Consignes:
a) Indiquez si chacune des affirmations suivantes concorde avec le texte sur Jacques Bocher, en répondant par oui ou non et en citant les mots du texte qui tranchent : (i) Jacques Bocher est né à Amiens ; (ii) il est resté six mois à Buchenwald ; (iii) Raymond Pecheur avait 18 ans lors de son arrestation.
b) Répondez aux questions suivantes à partir du texte sur Jacques Bocher.
(i) Dans quel cimetière Jacques Bocher a-t-il été enterré ?
(ii) Quel matricule portait-il à Buchenwald ?
(iii) Combien de mois est-il resté dans le camp de Varsovie ?
c) Poursuivez le témoignage de Jacques Bocher à partir de sa dernière phrase.

Texte:
Jacques BOCHER, infatigable passeur de mémoire.

Publié le 12 Février 2024

Jacques BOCHER, né à Amiens le 11 décembre 1924 ,est décédé le 12 janvier 2019.  Il a été enterré au cimetière du Petit-Saint-Jean le vendredi 18 janvier 2019. Il fut un infatigable  passeur de mémoire auprès des plus jeunes, témoignant de nombreuses fois de son parcours dans différentes classes. « Il faut témoigner, disait-il, pour éviter de reproduire les mêmes erreurs, témoigner pour ceux qui ne sont pas rentrés ».  

 « Je venais d'avoir 18 ans en décembre 1942. Dans le courant du mois de février 1943, ma mère reçoit un courrier, qui m'était adressé provenant de la kommandantur allemande. J'apprenais par ce courrier que j'étais réquisitionné pour le travail obligatoire en Allemagne (STO).  
Pour éviter des problèmes à ma famille, je suis parti avec l'intention de m'évader au moindre arrêt du train en France. Le train ne s'étant pas arrêté, je me suis retrouvé en Allemagne (ville de Bochum) dans un camp de travailleurs.

Refusant de travailler, j'ai été arrêté un matin au petit jour avec un autre camarade amiénois dont j'avais fait connaissance dans le train ; il s'appelait Raymond PECHEUR, il avait 20 ans. Nous avons été enfermés dans la prison de la ville de Bochum et condamnés à la déportation. On nous fit monter à bord d'un fourgon blindé, direction Buchenwald. J'y suis resté 3 mois (bloc 44 petit camp, matricule 6231) et ensuite la carrière. Un matin, sorti des rangs sur la place d'appel avec beaucoup d'autres camarades, nous fumes embarqués dans des wagons à bestiaux, sans nourriture ni eau, pour se retrouver dans le Ghetto de Varsovie, et logé dans la prison. Il a fallu construire, le camp n'étant pas existant (baraquements, barbelés, miradors) avec l'aide de Polonais en travaux forcés. Je portais le matricule 124. Je suis resté 11 mois dans ce camp à démolir ce qui restait des maisons en ruines.

Documents fournis:
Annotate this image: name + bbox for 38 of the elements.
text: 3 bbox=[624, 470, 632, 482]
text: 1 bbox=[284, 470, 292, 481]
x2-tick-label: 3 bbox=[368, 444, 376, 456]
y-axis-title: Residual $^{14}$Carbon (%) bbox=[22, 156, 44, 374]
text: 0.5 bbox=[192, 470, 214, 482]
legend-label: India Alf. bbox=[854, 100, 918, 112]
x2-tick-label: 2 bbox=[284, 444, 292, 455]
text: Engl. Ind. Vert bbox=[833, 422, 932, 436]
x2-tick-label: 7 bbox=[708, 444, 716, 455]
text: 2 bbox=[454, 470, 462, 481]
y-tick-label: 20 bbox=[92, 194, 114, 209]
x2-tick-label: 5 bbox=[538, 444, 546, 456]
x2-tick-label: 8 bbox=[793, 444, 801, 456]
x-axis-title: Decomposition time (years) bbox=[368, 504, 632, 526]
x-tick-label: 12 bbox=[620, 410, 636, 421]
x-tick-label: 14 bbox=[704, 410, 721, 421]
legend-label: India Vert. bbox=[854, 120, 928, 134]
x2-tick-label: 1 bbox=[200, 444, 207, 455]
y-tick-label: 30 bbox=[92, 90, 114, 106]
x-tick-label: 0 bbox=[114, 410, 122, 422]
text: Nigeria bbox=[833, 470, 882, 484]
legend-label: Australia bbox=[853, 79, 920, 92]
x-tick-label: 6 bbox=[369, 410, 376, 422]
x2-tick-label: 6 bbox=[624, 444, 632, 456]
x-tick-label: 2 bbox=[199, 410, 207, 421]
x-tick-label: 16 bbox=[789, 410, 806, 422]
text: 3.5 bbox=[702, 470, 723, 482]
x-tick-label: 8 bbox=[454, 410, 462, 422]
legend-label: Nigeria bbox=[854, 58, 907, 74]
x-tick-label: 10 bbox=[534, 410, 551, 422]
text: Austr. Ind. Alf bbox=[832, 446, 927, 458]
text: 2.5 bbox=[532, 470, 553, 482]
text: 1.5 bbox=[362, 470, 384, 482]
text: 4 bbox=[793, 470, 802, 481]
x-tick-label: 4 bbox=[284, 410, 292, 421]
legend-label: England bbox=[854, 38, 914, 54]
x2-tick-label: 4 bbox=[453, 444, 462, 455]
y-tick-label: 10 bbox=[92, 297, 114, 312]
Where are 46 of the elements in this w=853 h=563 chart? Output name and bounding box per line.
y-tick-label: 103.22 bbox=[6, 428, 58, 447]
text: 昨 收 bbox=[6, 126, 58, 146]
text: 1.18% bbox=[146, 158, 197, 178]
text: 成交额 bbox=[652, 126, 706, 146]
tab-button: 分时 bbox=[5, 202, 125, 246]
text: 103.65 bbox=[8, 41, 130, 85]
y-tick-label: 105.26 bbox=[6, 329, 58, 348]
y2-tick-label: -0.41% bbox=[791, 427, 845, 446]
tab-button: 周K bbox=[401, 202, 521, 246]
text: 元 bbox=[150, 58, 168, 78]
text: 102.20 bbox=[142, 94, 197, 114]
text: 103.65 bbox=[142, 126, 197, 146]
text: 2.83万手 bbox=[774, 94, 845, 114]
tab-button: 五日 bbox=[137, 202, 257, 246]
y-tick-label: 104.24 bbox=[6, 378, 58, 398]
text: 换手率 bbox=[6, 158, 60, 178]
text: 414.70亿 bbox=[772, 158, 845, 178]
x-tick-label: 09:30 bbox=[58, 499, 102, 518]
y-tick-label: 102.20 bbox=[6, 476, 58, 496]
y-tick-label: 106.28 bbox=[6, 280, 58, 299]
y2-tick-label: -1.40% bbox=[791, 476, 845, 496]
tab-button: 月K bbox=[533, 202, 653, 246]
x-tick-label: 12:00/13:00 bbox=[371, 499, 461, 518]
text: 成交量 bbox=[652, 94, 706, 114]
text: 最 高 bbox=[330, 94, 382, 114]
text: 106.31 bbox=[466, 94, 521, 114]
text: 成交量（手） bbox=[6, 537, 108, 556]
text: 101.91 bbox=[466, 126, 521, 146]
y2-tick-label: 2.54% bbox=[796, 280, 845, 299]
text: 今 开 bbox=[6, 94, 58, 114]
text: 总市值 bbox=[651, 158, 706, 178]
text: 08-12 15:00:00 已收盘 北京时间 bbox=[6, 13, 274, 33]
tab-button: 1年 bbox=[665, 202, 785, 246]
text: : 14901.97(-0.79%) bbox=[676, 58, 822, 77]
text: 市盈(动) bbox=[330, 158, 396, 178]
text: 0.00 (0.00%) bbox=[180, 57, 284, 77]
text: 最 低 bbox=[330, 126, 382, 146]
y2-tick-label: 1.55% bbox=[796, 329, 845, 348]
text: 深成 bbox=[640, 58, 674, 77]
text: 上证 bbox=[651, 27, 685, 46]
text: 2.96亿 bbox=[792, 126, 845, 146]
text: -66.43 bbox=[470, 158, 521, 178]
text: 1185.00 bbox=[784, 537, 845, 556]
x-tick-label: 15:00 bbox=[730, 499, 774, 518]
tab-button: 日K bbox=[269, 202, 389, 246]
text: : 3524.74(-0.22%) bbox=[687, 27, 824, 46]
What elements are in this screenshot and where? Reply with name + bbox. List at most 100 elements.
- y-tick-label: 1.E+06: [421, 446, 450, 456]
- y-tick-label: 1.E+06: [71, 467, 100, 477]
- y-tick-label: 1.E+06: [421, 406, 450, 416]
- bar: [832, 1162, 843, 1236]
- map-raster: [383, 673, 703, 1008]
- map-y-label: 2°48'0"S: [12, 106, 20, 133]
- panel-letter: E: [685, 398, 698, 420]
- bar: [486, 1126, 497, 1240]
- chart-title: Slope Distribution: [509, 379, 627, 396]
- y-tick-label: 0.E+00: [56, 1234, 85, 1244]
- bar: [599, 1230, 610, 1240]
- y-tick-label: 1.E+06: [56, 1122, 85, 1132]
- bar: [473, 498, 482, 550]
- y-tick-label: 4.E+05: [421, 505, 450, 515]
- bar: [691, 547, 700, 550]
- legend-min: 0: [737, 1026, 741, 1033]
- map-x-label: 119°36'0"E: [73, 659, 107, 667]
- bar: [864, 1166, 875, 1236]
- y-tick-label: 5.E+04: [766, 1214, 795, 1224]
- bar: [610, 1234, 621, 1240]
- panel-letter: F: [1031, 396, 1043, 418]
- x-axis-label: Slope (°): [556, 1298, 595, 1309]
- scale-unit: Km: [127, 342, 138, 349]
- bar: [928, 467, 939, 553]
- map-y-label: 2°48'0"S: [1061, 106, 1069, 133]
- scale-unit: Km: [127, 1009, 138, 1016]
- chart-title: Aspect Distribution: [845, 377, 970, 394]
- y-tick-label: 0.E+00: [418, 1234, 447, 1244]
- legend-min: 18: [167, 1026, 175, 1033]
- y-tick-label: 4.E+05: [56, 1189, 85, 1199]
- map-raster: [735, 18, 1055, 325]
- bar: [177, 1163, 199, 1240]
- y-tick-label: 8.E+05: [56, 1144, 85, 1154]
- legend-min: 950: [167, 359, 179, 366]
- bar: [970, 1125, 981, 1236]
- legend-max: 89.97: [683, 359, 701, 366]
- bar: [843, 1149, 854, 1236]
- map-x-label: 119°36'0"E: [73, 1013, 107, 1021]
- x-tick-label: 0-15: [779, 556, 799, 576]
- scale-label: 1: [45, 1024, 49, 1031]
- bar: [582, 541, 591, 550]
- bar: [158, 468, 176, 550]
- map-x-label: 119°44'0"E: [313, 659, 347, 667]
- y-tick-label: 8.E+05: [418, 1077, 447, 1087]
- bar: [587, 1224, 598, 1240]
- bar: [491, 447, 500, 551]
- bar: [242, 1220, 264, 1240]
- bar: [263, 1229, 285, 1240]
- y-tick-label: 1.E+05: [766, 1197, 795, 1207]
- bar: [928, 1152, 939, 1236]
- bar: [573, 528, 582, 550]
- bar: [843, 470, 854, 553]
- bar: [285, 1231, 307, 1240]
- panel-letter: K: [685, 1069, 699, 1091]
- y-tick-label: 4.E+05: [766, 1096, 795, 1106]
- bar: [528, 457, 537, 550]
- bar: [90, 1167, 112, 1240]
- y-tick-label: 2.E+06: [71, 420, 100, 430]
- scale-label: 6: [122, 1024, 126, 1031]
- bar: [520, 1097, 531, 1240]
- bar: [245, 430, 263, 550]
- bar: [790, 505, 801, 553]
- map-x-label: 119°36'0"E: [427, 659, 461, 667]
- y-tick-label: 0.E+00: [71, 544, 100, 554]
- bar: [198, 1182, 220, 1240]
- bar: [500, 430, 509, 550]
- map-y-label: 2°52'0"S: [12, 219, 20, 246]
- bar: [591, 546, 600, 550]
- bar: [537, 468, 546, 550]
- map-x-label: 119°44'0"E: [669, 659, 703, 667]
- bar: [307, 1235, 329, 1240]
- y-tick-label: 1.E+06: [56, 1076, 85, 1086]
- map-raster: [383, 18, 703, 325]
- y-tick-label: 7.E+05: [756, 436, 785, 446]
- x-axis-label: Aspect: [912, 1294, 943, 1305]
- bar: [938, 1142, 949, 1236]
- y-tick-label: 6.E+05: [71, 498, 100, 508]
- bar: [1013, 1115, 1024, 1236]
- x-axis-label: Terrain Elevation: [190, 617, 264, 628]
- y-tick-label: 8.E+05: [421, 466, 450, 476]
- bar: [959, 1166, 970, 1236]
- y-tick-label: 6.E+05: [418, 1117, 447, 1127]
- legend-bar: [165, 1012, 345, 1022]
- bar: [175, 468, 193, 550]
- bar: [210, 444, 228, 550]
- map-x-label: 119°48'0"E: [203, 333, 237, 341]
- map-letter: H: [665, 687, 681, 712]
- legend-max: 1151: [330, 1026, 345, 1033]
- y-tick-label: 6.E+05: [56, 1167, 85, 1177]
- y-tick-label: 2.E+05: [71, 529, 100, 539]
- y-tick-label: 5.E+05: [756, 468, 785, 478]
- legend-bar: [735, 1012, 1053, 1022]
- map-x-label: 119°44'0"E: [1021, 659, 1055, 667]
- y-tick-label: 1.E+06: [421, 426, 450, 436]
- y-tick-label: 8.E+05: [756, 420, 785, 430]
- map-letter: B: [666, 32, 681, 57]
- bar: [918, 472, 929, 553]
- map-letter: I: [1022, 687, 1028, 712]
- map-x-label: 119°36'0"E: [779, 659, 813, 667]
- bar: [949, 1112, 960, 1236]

Réponses:
a)
(i) Oui : « né à Amiens le 11 décembre 1924 ».
(ii) Non : « J'y suis resté 3 mois ».
(iii) Non : « il avait 20 ans ».

b)
(i) Au cimetière du Petit-Saint-Jean.
(ii) Le matricule 6231.
(iii) 11 mois.

c)
Nous avons subi le grand froid de Pologne. Nous cherchions dans les ruines tout ce qui pouvait nous protéger du froid (papiers, cartons et chiffons) pour doubler le dessous de notre veste de costume rayé et couvrir les pieds dans nos sabots. Le typhus se déclara dans le camp ce qui fit beaucoup de victimes.

Un matin, sur la place d'appel, ordre de quitter le camp pour une "Marche de la Mort", l'armée russe n'étant pas loin, je venais de faire 11 mois dans ce camp (KLWarchau). Cette marche a duré 3 jours sans nourriture et sans eau. Les camarades qui tombaient étaient laissés sur place et nous continuions à marcher. Ils étaient condamnés à mort. Les 2 premières nuits nous les avons passées dans un champ. Nous marchions le troisième jour depuis le matin quand la colonne s'arrêta brusquement. Les SS venaient d'apercevoir des wagons à bestiaux sur une voie. On nous fit monter dans ces wagons ; après quelques heures de trajet le train s'arrêta, nous étions devant l'entrée du camp de Dachau quand les wagons se vidaient en laissant beaucoup de morts à l 'intérieur.

Moi-même ne pouvant me tenir debout, pour moi c'était la fin du trajet. Je fus transporté au revier du camp, un médecin français s'y trouvait, il m'a pris en charge et m'a remis sur pieds, mon matricule était 90792. Je suis resté 4 mois dans ce revier et je suis reparti dans un transport wagon à bestiaux sans nourriture et sans eau ; direction le camp de Blaichard, Kommando extérieur de Dachau dans 1e Tyrol Autrichien. Je suis resté 7 mois, je travaillais dans une usine (BMW).   Un matin sur la place d'appel nous évacuons le camp pour une seconde marche de la mort, direction le Col du Brenner où une jeunesse hitlérienne nous y attendait.

Nous traversons une forêt immense, touffue, je me suis évadé avec 3 camarades, pris en chasse par les SS et leurs chiens ; quand nous nous sommes retrouvés devant un cours d'eau descendant de la montagne nous nous sommes jetés dans cette eau, ce qui fit perdre notre trace, trouvant au passage un abri de bûcherons, nous y avons passé la nuit afin de nous reposer et au petit matin nous sommes redescendus de la montagne et avons  retrouvé une route qui était la direction qui allait vers le camp que nous avions quitté. Celui-ci n'étant plus gardé par les SS, nous nous y sommes cachés pendant 3 jours.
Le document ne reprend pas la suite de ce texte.